**** Material provided

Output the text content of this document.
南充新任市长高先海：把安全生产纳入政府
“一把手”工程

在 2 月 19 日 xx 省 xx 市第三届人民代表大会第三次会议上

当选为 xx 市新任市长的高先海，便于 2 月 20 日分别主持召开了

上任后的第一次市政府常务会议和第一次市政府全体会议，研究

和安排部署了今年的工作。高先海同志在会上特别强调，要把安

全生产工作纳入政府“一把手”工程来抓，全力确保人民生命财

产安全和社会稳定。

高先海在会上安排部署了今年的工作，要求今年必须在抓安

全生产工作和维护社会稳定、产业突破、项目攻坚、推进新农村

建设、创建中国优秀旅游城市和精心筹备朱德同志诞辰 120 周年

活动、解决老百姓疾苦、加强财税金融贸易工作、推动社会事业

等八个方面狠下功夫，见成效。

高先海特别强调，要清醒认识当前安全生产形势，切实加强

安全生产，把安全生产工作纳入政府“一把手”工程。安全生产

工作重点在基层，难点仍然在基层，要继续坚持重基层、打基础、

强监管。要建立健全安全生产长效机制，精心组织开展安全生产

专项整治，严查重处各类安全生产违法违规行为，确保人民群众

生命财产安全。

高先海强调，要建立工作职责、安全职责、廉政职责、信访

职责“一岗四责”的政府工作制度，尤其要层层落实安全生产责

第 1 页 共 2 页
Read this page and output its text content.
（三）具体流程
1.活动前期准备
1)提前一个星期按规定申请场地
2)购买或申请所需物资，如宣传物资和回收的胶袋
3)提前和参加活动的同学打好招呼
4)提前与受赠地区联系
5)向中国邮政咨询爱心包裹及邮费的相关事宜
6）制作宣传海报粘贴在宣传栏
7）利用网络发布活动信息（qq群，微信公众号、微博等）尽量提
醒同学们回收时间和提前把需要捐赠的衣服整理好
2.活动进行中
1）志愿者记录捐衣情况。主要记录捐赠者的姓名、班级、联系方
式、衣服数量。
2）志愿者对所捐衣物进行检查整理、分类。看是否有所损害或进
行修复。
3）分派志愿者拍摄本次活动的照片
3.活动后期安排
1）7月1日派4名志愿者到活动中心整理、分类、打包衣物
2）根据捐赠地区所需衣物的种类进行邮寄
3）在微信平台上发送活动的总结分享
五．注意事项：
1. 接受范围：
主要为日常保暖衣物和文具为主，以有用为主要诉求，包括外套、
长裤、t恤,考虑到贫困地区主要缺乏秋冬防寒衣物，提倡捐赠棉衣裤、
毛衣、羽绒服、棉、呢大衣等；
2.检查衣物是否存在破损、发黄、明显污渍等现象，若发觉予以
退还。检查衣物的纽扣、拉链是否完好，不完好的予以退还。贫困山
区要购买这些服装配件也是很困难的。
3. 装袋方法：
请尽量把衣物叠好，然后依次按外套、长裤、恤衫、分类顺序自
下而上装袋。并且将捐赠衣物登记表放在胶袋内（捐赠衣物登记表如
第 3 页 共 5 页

********

What you need to do ▸ Copy all lines from the material that include "text".

Expected answer ▸
Output the text content of this document.
Read this page and output its text content.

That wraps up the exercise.